= Goal =
Repeat every entry word for word, skipping the pictures.

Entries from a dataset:
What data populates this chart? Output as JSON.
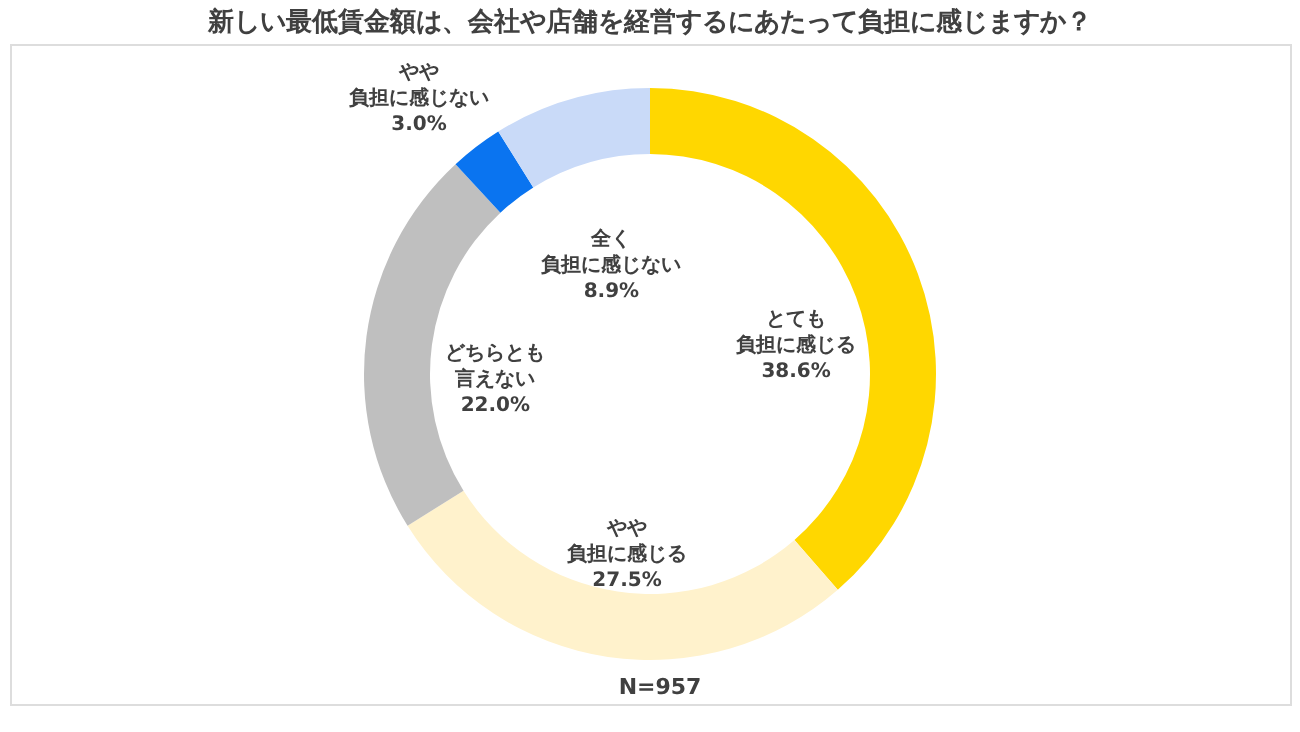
{
  "chart_data": {
    "type": "donut",
    "title": "新しい最低賃金額は、会社や店舗を経営するにあたって負担に感じますか？",
    "categories": [
      "とても負担に感じる",
      "やや負担に感じる",
      "どちらとも言えない",
      "やや負担に感じない",
      "全く負担に感じない"
    ],
    "values": [
      38.6,
      27.5,
      22.0,
      3.0,
      8.9
    ],
    "value_labels": [
      "38.6%",
      "27.5%",
      "22.0%",
      "3.0%",
      "8.9%"
    ],
    "colors": [
      "#ffd700",
      "#fff2cc",
      "#bfbfbf",
      "#0a74f0",
      "#c9daf8"
    ],
    "legend": false,
    "annotations": [
      "N=957"
    ]
  }
}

= Solution for this problem =
What data populates this chart? Output as JSON.
{
  "chart_data": {
    "type": "donut",
    "title": "新しい最低賃金額は、会社や店舗を経営するにあたって負担に感じますか？",
    "categories": [
      "とても負担に感じる",
      "やや負担に感じる",
      "どちらとも言えない",
      "やや負担に感じない",
      "全く負担に感じない"
    ],
    "values": [
      38.6,
      27.5,
      22.0,
      3.0,
      8.9
    ],
    "value_labels": [
      "38.6%",
      "27.5%",
      "22.0%",
      "3.0%",
      "8.9%"
    ],
    "colors": [
      "#ffd700",
      "#fff2cc",
      "#bfbfbf",
      "#0a74f0",
      "#c9daf8"
    ],
    "legend": false,
    "annotations": [
      "N=957"
    ]
  }
}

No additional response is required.